_Exercise details_: Extract the complete listing and repeat it word for word.

_Material provided_:
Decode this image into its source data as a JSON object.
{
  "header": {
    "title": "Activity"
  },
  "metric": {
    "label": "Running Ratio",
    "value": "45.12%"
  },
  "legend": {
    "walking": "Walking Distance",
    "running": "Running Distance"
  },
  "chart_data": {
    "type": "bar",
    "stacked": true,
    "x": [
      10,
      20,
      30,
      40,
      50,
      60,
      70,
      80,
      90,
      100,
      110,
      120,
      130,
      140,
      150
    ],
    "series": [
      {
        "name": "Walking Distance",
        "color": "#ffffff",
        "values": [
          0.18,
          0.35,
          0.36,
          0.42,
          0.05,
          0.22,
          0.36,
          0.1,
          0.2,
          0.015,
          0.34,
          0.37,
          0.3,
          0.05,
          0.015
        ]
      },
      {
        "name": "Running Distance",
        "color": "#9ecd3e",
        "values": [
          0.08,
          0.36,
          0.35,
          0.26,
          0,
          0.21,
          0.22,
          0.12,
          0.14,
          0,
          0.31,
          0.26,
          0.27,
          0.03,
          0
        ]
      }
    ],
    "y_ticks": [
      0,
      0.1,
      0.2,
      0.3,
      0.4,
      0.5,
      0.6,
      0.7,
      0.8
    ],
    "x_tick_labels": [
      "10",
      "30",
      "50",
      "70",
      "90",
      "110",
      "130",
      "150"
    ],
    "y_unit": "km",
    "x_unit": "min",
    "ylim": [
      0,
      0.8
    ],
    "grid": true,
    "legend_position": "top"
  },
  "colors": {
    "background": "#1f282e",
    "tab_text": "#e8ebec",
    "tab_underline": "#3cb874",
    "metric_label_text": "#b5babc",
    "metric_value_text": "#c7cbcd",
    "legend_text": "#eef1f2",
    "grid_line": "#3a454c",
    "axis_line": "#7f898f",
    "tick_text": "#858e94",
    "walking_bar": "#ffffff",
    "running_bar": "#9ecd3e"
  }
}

_Solved problem_:
Decode this image into its source data as a JSON object.
{
  "header": {
    "title": "Activity"
  },
  "metric": {
    "label": "Running Ratio",
    "value": "45.12%"
  },
  "legend": {
    "walking": "Walking Distance",
    "running": "Running Distance"
  },
  "chart_data": {
    "type": "bar",
    "stacked": true,
    "x": [
      10,
      20,
      30,
      40,
      50,
      60,
      70,
      80,
      90,
      100,
      110,
      120,
      130,
      140,
      150
    ],
    "series": [
      {
        "name": "Walking Distance",
        "color": "#ffffff",
        "values": [
          0.18,
          0.35,
          0.36,
          0.42,
          0.05,
          0.22,
          0.36,
          0.1,
          0.2,
          0.015,
          0.34,
          0.37,
          0.3,
          0.05,
          0.015
        ]
      },
      {
        "name": "Running Distance",
        "color": "#9ecd3e",
        "values": [
          0.08,
          0.36,
          0.35,
          0.26,
          0,
          0.21,
          0.22,
          0.12,
          0.14,
          0,
          0.31,
          0.26,
          0.27,
          0.03,
          0
        ]
      }
    ],
    "y_ticks": [
      0,
      0.1,
      0.2,
      0.3,
      0.4,
      0.5,
      0.6,
      0.7,
      0.8
    ],
    "x_tick_labels": [
      "10",
      "30",
      "50",
      "70",
      "90",
      "110",
      "130",
      "150"
    ],
    "y_unit": "km",
    "x_unit": "min",
    "ylim": [
      0,
      0.8
    ],
    "grid": true,
    "legend_position": "top"
  },
  "colors": {
    "background": "#1f282e",
    "tab_text": "#e8ebec",
    "tab_underline": "#3cb874",
    "metric_label_text": "#b5babc",
    "metric_value_text": "#c7cbcd",
    "legend_text": "#eef1f2",
    "grid_line": "#3a454c",
    "axis_line": "#7f898f",
    "tick_text": "#858e94",
    "walking_bar": "#ffffff",
    "running_bar": "#9ecd3e"
  }
}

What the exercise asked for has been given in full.